Start of Data for the task

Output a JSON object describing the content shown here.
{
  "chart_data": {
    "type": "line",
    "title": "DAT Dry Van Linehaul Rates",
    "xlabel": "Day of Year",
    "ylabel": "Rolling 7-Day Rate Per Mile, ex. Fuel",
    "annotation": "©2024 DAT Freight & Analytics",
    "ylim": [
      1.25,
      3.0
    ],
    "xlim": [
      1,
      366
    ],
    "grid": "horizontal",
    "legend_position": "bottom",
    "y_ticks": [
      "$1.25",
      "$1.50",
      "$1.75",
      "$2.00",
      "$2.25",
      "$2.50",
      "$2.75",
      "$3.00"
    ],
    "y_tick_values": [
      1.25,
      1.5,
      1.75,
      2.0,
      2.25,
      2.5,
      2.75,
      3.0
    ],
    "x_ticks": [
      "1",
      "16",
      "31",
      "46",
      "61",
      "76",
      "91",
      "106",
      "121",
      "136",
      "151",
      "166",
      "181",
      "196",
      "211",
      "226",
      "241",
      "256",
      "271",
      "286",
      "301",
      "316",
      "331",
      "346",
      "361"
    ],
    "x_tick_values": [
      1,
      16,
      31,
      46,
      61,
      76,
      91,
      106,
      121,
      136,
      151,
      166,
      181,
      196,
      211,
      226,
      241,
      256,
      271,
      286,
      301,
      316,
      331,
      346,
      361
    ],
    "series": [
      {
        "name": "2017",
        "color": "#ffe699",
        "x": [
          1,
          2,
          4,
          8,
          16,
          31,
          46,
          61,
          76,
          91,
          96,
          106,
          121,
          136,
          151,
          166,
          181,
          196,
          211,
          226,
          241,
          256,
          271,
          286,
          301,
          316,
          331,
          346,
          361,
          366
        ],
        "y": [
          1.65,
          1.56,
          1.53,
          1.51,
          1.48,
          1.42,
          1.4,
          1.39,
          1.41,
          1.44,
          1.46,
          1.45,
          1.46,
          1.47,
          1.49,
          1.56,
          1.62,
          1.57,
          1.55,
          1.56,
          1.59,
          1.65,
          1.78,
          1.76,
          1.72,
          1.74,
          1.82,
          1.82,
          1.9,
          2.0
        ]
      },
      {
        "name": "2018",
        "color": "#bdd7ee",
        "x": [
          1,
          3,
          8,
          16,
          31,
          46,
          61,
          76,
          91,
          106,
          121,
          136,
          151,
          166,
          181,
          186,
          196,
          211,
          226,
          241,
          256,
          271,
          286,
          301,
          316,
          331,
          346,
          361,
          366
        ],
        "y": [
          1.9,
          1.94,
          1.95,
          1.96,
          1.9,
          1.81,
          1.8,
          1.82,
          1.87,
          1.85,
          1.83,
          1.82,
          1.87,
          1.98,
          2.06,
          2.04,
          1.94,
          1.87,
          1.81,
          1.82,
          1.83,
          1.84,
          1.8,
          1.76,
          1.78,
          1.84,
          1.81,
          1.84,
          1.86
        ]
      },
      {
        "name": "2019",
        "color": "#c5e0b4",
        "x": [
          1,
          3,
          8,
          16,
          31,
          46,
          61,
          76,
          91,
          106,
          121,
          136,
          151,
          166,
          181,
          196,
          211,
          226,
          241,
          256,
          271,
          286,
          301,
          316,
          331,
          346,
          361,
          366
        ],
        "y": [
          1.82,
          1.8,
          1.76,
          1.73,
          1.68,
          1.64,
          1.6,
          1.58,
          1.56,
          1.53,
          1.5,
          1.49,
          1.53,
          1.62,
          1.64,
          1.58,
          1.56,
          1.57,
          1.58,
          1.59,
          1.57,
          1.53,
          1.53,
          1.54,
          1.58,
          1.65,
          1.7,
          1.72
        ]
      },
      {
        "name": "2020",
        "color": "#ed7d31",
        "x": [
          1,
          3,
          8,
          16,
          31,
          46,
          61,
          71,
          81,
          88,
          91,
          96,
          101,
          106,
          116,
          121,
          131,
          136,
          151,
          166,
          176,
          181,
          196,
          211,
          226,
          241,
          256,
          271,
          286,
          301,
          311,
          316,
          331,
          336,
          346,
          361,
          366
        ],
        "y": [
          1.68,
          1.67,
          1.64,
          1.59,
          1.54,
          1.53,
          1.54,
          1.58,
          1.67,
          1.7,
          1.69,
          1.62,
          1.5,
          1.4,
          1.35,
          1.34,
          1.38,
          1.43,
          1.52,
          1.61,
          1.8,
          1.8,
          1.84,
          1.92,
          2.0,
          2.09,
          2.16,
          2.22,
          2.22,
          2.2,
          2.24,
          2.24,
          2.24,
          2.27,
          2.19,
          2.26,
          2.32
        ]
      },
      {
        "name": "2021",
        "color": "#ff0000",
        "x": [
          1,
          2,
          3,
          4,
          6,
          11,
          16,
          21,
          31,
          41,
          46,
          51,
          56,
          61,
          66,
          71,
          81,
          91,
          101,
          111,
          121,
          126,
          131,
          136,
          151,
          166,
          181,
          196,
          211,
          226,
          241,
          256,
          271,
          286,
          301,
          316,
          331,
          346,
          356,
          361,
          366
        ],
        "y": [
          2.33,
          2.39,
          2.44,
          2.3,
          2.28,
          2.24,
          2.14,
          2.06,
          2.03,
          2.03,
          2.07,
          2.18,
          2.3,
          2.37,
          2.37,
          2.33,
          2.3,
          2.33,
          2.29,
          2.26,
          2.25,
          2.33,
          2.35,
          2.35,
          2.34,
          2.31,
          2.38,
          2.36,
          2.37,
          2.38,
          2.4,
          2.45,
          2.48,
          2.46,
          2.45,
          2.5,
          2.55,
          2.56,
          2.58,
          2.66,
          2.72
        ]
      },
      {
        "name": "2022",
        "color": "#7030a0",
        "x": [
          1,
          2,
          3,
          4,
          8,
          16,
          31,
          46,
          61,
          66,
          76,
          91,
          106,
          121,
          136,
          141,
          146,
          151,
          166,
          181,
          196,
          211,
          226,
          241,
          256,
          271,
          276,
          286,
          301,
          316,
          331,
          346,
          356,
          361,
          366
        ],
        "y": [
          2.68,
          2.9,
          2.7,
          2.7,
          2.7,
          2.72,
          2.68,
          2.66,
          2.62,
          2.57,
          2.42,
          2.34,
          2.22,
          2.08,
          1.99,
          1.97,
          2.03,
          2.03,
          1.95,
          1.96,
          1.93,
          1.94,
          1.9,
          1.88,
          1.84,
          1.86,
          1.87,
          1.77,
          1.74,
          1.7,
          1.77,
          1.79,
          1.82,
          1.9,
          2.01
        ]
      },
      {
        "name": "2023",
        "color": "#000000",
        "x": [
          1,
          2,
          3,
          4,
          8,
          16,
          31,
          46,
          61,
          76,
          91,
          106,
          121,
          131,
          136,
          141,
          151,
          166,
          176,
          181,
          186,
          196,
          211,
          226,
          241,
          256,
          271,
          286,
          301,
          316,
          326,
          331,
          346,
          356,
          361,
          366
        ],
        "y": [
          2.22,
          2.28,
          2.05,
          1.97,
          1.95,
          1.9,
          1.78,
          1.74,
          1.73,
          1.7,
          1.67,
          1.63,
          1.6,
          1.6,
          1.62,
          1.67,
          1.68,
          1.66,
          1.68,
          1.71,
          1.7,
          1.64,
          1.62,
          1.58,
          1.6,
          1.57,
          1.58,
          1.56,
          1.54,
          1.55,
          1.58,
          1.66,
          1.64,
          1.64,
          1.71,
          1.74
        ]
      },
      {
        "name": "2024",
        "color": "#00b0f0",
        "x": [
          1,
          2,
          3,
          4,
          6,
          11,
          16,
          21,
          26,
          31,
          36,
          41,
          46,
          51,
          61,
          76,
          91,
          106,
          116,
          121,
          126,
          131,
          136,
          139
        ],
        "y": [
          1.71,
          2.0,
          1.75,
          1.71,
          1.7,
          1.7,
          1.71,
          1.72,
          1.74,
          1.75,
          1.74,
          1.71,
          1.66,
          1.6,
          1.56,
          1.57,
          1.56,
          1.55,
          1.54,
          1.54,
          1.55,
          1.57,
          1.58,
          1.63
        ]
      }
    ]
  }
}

End of Data for the task

- What you are asked to do
Search the data above for lines holding "name" and copy each of them.

- Final result
        "name": "2017",
        "name": "2018",
        "name": "2019",
        "name": "2020",
        "name": "2021",
        "name": "2022",
        "name": "2023",
        "name": "2024",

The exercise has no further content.